> _待办事项_
(A) 所给文本说明了使用 bjobs -l 命令可以查看有关作业的哪些信息。请把这些信息全部列出来。
(B) 请输出所给文本中的原文,从“- TERM_DATA 作业出口原因。”开始,一直到“ed data staging.”为止。

> _所给文本_

对数据传输作业故障进行故障诊断
如果数据传输作业执行失败,那么需要传输作业正在传输的文件的作业将被 LSF终止。
使用 bjobs -l 命令可查看有关作业的以下信息:
- 作业退出,代码为 125。
- TERM_DATA 作业出口原因。
- 发布到作业的外部消息。
例如,针对作业 126 的数据登台传输作业失败,该作业已提交数据需求:
bjobs -l 126
Job <126>, User <user1>, Project <default>, Status <EXIT>, Queue <normal>, Comm
and <my_data_job.sh>
Wed Sep 3 14:33:12: Submitted from host <hostA>, CWD </scratch/dev4/user1/wo
rkspace/datajobs>, Data Requirement Requested;
Wed Sep 3 14:33:26: Exited with exit code 125.
Wed Sep 3 14:33:26: Completed <exit>; TERM_DATA: job killed by LSF due to fail
ed data staging.
SCHEDULING PARAMETERS:
r15s r1m r15m ut pg io ls it tmp swp mem
loadSched - - - - - - - - - - -
loadStop - - - - - - - - - - -
EXTERNAL MESSAGES:
MSG_ID FROM POST_TIME MESSAGE ATTACHMENT
0 root Sep 3 14:33 Staging failed for <hostA:/home/u N
RESOURCE REQUIREMENT DETAILS:
Combined: select[type == local] order[r15s:pg]
Effective: -
由于 bjobs -l 命令仅显示外部消息的第一行,因此请使用 bread 命令来读取完整的外部消息:
bread 126
JOBID MSG_ID FROM POST_TIME DESCRIPTION
126 0 root Sep 3 14:33 Staging failed for <hostA:/home
/user1/data2> : transfer job <127
@dq9.1.2> through </home/user1/my
scp> exited; TERM_OWNER: job kill
ed by owner.

> _所列各行_
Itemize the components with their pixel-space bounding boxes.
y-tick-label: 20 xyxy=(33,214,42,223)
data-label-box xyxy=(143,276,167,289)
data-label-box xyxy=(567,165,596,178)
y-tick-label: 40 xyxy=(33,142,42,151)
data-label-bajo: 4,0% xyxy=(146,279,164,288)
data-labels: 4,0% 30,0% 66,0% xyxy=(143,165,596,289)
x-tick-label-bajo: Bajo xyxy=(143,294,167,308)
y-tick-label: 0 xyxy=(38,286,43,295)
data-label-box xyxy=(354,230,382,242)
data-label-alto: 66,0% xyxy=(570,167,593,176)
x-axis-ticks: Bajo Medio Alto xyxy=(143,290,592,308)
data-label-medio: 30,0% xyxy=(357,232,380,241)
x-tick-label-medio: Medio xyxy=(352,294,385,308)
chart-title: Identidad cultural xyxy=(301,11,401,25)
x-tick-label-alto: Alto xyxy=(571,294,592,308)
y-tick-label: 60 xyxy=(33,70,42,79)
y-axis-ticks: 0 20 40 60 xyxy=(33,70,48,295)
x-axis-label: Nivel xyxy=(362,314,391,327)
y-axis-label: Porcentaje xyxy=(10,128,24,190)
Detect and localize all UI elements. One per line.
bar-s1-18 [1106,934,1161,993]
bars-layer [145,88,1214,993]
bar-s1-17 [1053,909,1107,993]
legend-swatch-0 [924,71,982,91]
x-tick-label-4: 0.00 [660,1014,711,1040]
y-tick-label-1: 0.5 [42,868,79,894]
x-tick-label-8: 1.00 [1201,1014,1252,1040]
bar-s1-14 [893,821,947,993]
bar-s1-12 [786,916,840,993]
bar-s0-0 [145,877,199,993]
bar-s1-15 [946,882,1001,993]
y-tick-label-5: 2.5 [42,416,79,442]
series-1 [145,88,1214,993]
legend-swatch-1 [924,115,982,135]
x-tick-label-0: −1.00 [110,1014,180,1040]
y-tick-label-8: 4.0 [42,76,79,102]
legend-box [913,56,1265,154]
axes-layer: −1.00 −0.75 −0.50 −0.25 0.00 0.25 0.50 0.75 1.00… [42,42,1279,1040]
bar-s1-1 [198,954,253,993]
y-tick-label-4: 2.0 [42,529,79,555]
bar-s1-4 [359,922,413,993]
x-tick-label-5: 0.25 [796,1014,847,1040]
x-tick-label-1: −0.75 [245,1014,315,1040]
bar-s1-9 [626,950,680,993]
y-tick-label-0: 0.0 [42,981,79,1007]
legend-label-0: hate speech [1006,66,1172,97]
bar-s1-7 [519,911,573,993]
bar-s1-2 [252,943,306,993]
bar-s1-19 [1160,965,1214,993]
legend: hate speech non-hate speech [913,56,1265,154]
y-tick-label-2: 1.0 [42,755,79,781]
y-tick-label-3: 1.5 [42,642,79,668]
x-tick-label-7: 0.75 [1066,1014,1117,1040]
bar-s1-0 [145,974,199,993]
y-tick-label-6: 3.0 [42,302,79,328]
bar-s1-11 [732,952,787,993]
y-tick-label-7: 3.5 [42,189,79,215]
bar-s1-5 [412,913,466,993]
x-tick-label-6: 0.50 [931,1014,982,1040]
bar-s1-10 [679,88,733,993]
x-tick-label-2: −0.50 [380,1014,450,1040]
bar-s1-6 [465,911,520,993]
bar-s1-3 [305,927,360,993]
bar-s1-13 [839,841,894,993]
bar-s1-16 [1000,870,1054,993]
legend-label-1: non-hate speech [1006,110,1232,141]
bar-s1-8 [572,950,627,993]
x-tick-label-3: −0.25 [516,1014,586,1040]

> _各题答案_
(A)
- 作业退出,代码为 125。
- TERM_DATA 作业出口原因。
- 发布到作业的外部消息。

(B)
- TERM_DATA 作业出口原因。
- 发布到作业的外部消息。
例如,针对作业 126 的数据登台传输作业失败,该作业已提交数据需求:
bjobs -l 126
Job <126>, User <user1>, Project <default>, Status <EXIT>, Queue <normal>, Comm
and <my_data_job.sh>
Wed Sep 3 14:33:12: Submitted from host <hostA>, CWD </scratch/dev4/user1/wo
rkspace/datajobs>, Data Requirement Requested;
Wed Sep 3 14:33:26: Exited with exit code 125.
Wed Sep 3 14:33:26: Completed <exit>; TERM_DATA: job killed by LSF due to fail
ed data staging.